- Exercise goal -
Can you print the lines below word for word, with nothing changed?

** BEGIN **

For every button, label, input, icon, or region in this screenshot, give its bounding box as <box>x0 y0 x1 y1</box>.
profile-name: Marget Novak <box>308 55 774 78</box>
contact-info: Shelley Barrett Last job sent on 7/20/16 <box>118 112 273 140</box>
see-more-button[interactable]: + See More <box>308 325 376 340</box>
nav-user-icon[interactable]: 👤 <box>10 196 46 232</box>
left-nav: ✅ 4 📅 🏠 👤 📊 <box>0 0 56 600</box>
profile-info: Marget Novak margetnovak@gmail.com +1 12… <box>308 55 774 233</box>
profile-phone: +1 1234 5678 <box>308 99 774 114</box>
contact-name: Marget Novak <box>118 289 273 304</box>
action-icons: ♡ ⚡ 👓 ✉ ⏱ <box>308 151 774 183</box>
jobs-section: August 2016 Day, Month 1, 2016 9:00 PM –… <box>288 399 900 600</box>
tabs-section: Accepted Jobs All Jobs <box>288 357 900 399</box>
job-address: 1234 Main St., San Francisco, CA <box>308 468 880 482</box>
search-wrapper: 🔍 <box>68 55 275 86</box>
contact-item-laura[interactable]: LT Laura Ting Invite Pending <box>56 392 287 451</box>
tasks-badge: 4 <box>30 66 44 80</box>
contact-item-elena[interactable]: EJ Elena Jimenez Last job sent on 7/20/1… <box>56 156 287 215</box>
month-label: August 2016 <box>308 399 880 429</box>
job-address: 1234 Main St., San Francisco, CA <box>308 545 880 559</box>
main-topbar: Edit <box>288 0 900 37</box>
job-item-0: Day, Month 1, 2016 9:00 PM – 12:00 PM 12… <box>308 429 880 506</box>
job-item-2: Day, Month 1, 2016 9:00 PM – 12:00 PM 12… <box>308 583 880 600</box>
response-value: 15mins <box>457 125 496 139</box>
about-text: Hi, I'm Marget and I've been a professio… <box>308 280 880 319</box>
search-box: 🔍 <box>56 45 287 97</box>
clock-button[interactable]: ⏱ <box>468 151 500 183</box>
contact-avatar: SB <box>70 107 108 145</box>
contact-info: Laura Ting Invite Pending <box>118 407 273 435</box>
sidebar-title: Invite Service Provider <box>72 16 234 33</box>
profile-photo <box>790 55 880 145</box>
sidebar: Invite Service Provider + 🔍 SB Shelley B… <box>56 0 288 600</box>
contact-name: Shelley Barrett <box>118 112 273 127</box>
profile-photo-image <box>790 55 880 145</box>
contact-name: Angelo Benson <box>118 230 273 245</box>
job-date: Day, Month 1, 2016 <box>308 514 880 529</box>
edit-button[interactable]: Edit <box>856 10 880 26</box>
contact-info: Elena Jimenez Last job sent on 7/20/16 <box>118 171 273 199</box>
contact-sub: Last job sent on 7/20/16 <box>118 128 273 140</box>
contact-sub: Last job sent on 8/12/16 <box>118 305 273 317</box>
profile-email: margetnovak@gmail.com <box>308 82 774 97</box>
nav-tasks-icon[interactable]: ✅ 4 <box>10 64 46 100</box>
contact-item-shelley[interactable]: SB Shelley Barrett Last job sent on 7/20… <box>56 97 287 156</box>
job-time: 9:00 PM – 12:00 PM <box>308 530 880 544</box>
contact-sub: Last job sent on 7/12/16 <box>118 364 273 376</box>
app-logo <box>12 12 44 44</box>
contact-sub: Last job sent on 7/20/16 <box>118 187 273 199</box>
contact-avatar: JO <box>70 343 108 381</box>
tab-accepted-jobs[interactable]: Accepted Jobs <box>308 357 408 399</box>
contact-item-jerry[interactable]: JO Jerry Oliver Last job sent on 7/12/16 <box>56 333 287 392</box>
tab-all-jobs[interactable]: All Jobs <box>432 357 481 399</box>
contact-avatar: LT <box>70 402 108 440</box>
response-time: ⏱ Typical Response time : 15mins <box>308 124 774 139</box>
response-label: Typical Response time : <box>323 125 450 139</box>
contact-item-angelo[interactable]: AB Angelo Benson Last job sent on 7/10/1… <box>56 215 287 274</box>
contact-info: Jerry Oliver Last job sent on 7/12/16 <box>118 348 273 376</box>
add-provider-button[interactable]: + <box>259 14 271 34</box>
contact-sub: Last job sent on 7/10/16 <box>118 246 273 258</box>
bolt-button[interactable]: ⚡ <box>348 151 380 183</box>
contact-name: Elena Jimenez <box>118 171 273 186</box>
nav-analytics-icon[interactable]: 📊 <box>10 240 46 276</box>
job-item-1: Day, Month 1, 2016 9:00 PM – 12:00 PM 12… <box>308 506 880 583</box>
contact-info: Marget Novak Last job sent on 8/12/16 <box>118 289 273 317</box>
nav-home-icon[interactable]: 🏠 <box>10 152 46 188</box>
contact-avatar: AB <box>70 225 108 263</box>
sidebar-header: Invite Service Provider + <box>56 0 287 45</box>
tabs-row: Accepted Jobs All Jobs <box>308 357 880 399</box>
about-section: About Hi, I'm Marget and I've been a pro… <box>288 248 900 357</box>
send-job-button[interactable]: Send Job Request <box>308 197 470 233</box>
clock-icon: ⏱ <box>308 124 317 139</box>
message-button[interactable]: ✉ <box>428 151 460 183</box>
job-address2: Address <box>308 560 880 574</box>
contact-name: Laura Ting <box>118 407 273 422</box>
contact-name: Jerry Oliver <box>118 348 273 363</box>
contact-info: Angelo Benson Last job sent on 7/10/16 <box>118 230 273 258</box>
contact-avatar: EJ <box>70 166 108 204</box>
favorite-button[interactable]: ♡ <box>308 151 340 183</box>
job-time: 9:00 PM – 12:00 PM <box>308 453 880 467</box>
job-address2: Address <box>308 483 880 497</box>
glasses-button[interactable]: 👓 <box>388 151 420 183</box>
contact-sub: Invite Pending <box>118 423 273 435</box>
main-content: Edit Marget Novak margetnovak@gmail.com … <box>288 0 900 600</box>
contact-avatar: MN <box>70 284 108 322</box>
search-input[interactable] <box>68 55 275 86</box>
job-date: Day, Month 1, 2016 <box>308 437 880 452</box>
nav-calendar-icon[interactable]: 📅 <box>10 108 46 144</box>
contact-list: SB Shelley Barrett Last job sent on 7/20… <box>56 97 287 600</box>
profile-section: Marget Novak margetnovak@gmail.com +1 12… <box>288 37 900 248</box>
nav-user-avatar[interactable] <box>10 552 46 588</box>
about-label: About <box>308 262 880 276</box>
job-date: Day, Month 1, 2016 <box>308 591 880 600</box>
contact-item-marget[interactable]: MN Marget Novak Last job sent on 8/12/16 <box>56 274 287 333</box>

** END **

- Exercise answer -
For every button, label, input, icon, or region in this screenshot, give its bounding box as <box>x0 y0 x1 y1</box>.
profile-name: Marget Novak <box>308 55 774 78</box>
contact-info: Shelley Barrett Last job sent on 7/20/16 <box>118 112 273 140</box>
see-more-button[interactable]: + See More <box>308 325 376 340</box>
nav-user-icon[interactable]: 👤 <box>10 196 46 232</box>
left-nav: ✅ 4 📅 🏠 👤 📊 <box>0 0 56 600</box>
profile-info: Marget Novak margetnovak@gmail.com +1 12… <box>308 55 774 233</box>
profile-phone: +1 1234 5678 <box>308 99 774 114</box>
contact-name: Marget Novak <box>118 289 273 304</box>
action-icons: ♡ ⚡ 👓 ✉ ⏱ <box>308 151 774 183</box>
jobs-section: August 2016 Day, Month 1, 2016 9:00 PM –… <box>288 399 900 600</box>
tabs-section: Accepted Jobs All Jobs <box>288 357 900 399</box>
job-address: 1234 Main St., San Francisco, CA <box>308 468 880 482</box>
search-wrapper: 🔍 <box>68 55 275 86</box>
contact-item-laura[interactable]: LT Laura Ting Invite Pending <box>56 392 287 451</box>
tasks-badge: 4 <box>30 66 44 80</box>
contact-item-elena[interactable]: EJ Elena Jimenez Last job sent on 7/20/1… <box>56 156 287 215</box>
month-label: August 2016 <box>308 399 880 429</box>
job-address: 1234 Main St., San Francisco, CA <box>308 545 880 559</box>
main-topbar: Edit <box>288 0 900 37</box>
job-item-0: Day, Month 1, 2016 9:00 PM – 12:00 PM 12… <box>308 429 880 506</box>
job-item-2: Day, Month 1, 2016 9:00 PM – 12:00 PM 12… <box>308 583 880 600</box>
response-value: 15mins <box>457 125 496 139</box>
about-text: Hi, I'm Marget and I've been a professio… <box>308 280 880 319</box>
search-box: 🔍 <box>56 45 287 97</box>
clock-button[interactable]: ⏱ <box>468 151 500 183</box>
contact-avatar: SB <box>70 107 108 145</box>
contact-info: Laura Ting Invite Pending <box>118 407 273 435</box>
sidebar-title: Invite Service Provider <box>72 16 234 33</box>
profile-photo <box>790 55 880 145</box>
sidebar: Invite Service Provider + 🔍 SB Shelley B… <box>56 0 288 600</box>
contact-name: Shelley Barrett <box>118 112 273 127</box>
profile-photo-image <box>790 55 880 145</box>
contact-name: Angelo Benson <box>118 230 273 245</box>
job-date: Day, Month 1, 2016 <box>308 514 880 529</box>
edit-button[interactable]: Edit <box>856 10 880 26</box>
contact-info: Elena Jimenez Last job sent on 7/20/16 <box>118 171 273 199</box>
contact-sub: Last job sent on 7/20/16 <box>118 128 273 140</box>
contact-sub: Last job sent on 8/12/16 <box>118 305 273 317</box>
profile-email: margetnovak@gmail.com <box>308 82 774 97</box>
nav-tasks-icon[interactable]: ✅ 4 <box>10 64 46 100</box>
contact-item-shelley[interactable]: SB Shelley Barrett Last job sent on 7/20… <box>56 97 287 156</box>
job-time: 9:00 PM – 12:00 PM <box>308 530 880 544</box>
contact-sub: Last job sent on 7/12/16 <box>118 364 273 376</box>
app-logo <box>12 12 44 44</box>
contact-sub: Last job sent on 7/20/16 <box>118 187 273 199</box>
contact-avatar: JO <box>70 343 108 381</box>
tab-accepted-jobs[interactable]: Accepted Jobs <box>308 357 408 399</box>
contact-item-jerry[interactable]: JO Jerry Oliver Last job sent on 7/12/16 <box>56 333 287 392</box>
tab-all-jobs[interactable]: All Jobs <box>432 357 481 399</box>
contact-avatar: LT <box>70 402 108 440</box>
response-time: ⏱ Typical Response time : 15mins <box>308 124 774 139</box>
response-label: Typical Response time : <box>323 125 450 139</box>
contact-item-angelo[interactable]: AB Angelo Benson Last job sent on 7/10/1… <box>56 215 287 274</box>
contact-info: Jerry Oliver Last job sent on 7/12/16 <box>118 348 273 376</box>
add-provider-button[interactable]: + <box>259 14 271 34</box>
contact-sub: Last job sent on 7/10/16 <box>118 246 273 258</box>
bolt-button[interactable]: ⚡ <box>348 151 380 183</box>
contact-name: Elena Jimenez <box>118 171 273 186</box>
nav-analytics-icon[interactable]: 📊 <box>10 240 46 276</box>
job-item-1: Day, Month 1, 2016 9:00 PM – 12:00 PM 12… <box>308 506 880 583</box>
contact-info: Marget Novak Last job sent on 8/12/16 <box>118 289 273 317</box>
nav-home-icon[interactable]: 🏠 <box>10 152 46 188</box>
contact-avatar: AB <box>70 225 108 263</box>
sidebar-header: Invite Service Provider + <box>56 0 287 45</box>
tabs-row: Accepted Jobs All Jobs <box>308 357 880 399</box>
about-section: About Hi, I'm Marget and I've been a pro… <box>288 248 900 357</box>
send-job-button[interactable]: Send Job Request <box>308 197 470 233</box>
clock-icon: ⏱ <box>308 124 317 139</box>
message-button[interactable]: ✉ <box>428 151 460 183</box>
job-address2: Address <box>308 560 880 574</box>
contact-name: Laura Ting <box>118 407 273 422</box>
contact-name: Jerry Oliver <box>118 348 273 363</box>
contact-info: Angelo Benson Last job sent on 7/10/16 <box>118 230 273 258</box>
contact-avatar: EJ <box>70 166 108 204</box>
favorite-button[interactable]: ♡ <box>308 151 340 183</box>
job-time: 9:00 PM – 12:00 PM <box>308 453 880 467</box>
job-address2: Address <box>308 483 880 497</box>
glasses-button[interactable]: 👓 <box>388 151 420 183</box>
contact-sub: Invite Pending <box>118 423 273 435</box>
main-content: Edit Marget Novak margetnovak@gmail.com … <box>288 0 900 600</box>
contact-avatar: MN <box>70 284 108 322</box>
search-input[interactable] <box>68 55 275 86</box>
job-date: Day, Month 1, 2016 <box>308 437 880 452</box>
nav-calendar-icon[interactable]: 📅 <box>10 108 46 144</box>
contact-list: SB Shelley Barrett Last job sent on 7/20… <box>56 97 287 600</box>
profile-section: Marget Novak margetnovak@gmail.com +1 12… <box>288 37 900 248</box>
nav-user-avatar[interactable] <box>10 552 46 588</box>
about-label: About <box>308 262 880 276</box>
job-date: Day, Month 1, 2016 <box>308 591 880 600</box>
contact-item-marget[interactable]: MN Marget Novak Last job sent on 8/12/16 <box>56 274 287 333</box>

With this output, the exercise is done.